Problem statement - Omit any picture, and return the remaining data exactly as written.

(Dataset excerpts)
▬▬▬▬▬▬
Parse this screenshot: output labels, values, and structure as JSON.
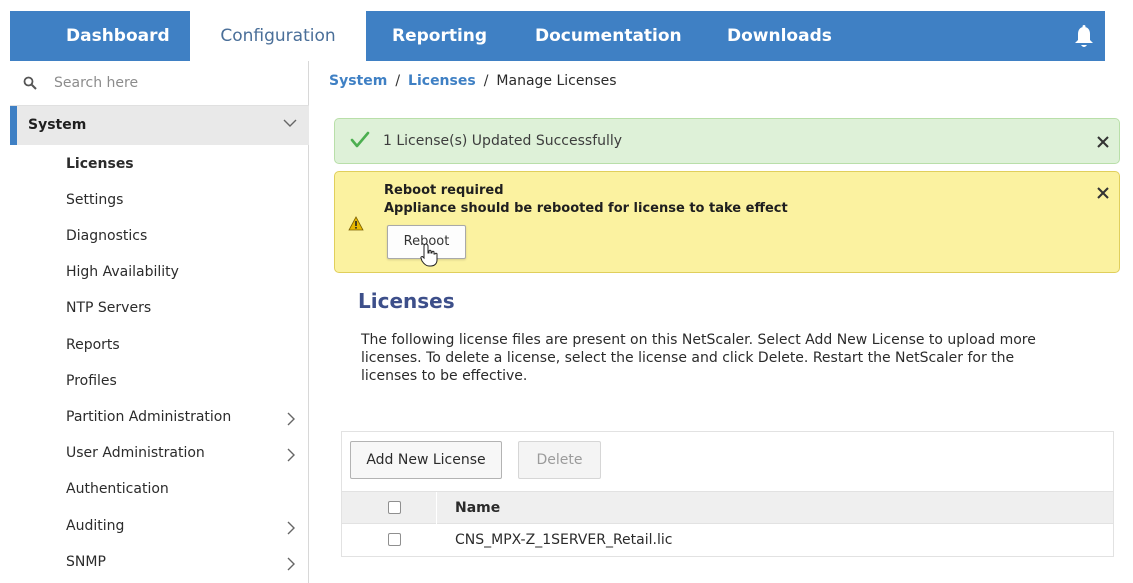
{
  "nav": {
    "tabs": [
      {
        "label": "Dashboard"
      },
      {
        "label": "Configuration"
      },
      {
        "label": "Reporting"
      },
      {
        "label": "Documentation"
      },
      {
        "label": "Downloads"
      }
    ],
    "active_tab": "Configuration",
    "notification_icon": "bell-icon"
  },
  "sidebar": {
    "search": {
      "placeholder": "Search here",
      "icon": "search-icon"
    },
    "section": {
      "label": "System",
      "expanded": true
    },
    "items": [
      {
        "label": "Licenses",
        "selected": true
      },
      {
        "label": "Settings"
      },
      {
        "label": "Diagnostics"
      },
      {
        "label": "High Availability"
      },
      {
        "label": "NTP Servers"
      },
      {
        "label": "Reports"
      },
      {
        "label": "Profiles"
      },
      {
        "label": "Partition Administration",
        "has_children": true
      },
      {
        "label": "User Administration",
        "has_children": true
      },
      {
        "label": "Authentication"
      },
      {
        "label": "Auditing",
        "has_children": true
      },
      {
        "label": "SNMP",
        "has_children": true
      }
    ]
  },
  "breadcrumb": {
    "items": [
      "System",
      "Licenses"
    ],
    "separator": "/",
    "current": "Manage Licenses"
  },
  "alerts": {
    "success": {
      "text": "1 License(s) Updated Successfully"
    },
    "warning": {
      "title": "Reboot required",
      "message": "Appliance should be rebooted for license to take effect",
      "button": "Reboot"
    }
  },
  "licenses": {
    "title": "Licenses",
    "description": "The following license files are present on this NetScaler. Select Add New License to upload more licenses. To delete a license, select the license and click Delete. Restart the NetScaler for the licenses to be effective.",
    "buttons": {
      "add": "Add New License",
      "delete": "Delete"
    },
    "table": {
      "columns": [
        "Name"
      ],
      "rows": [
        {
          "name": "CNS_MPX-Z_1SERVER_Retail.lic",
          "checked": false
        }
      ]
    }
  },
  "colors": {
    "nav_bg": "#3f80c4",
    "success_bg": "#def1d8",
    "warning_bg": "#fbf2a0",
    "title_color": "#3d4f8a"
  }
}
▬▬▬▬▬▬
Written answer -
Parse this screenshot: output labels, values, and structure as JSON.
{
  "nav": {
    "tabs": [
      {
        "label": "Dashboard"
      },
      {
        "label": "Configuration"
      },
      {
        "label": "Reporting"
      },
      {
        "label": "Documentation"
      },
      {
        "label": "Downloads"
      }
    ],
    "active_tab": "Configuration",
    "notification_icon": "bell-icon"
  },
  "sidebar": {
    "search": {
      "placeholder": "Search here",
      "icon": "search-icon"
    },
    "section": {
      "label": "System",
      "expanded": true
    },
    "items": [
      {
        "label": "Licenses",
        "selected": true
      },
      {
        "label": "Settings"
      },
      {
        "label": "Diagnostics"
      },
      {
        "label": "High Availability"
      },
      {
        "label": "NTP Servers"
      },
      {
        "label": "Reports"
      },
      {
        "label": "Profiles"
      },
      {
        "label": "Partition Administration",
        "has_children": true
      },
      {
        "label": "User Administration",
        "has_children": true
      },
      {
        "label": "Authentication"
      },
      {
        "label": "Auditing",
        "has_children": true
      },
      {
        "label": "SNMP",
        "has_children": true
      }
    ]
  },
  "breadcrumb": {
    "items": [
      "System",
      "Licenses"
    ],
    "separator": "/",
    "current": "Manage Licenses"
  },
  "alerts": {
    "success": {
      "text": "1 License(s) Updated Successfully"
    },
    "warning": {
      "title": "Reboot required",
      "message": "Appliance should be rebooted for license to take effect",
      "button": "Reboot"
    }
  },
  "licenses": {
    "title": "Licenses",
    "description": "The following license files are present on this NetScaler. Select Add New License to upload more licenses. To delete a license, select the license and click Delete. Restart the NetScaler for the licenses to be effective.",
    "buttons": {
      "add": "Add New License",
      "delete": "Delete"
    },
    "table": {
      "columns": [
        "Name"
      ],
      "rows": [
        {
          "name": "CNS_MPX-Z_1SERVER_Retail.lic",
          "checked": false
        }
      ]
    }
  },
  "colors": {
    "nav_bg": "#3f80c4",
    "success_bg": "#def1d8",
    "warning_bg": "#fbf2a0",
    "title_color": "#3d4f8a"
  }
}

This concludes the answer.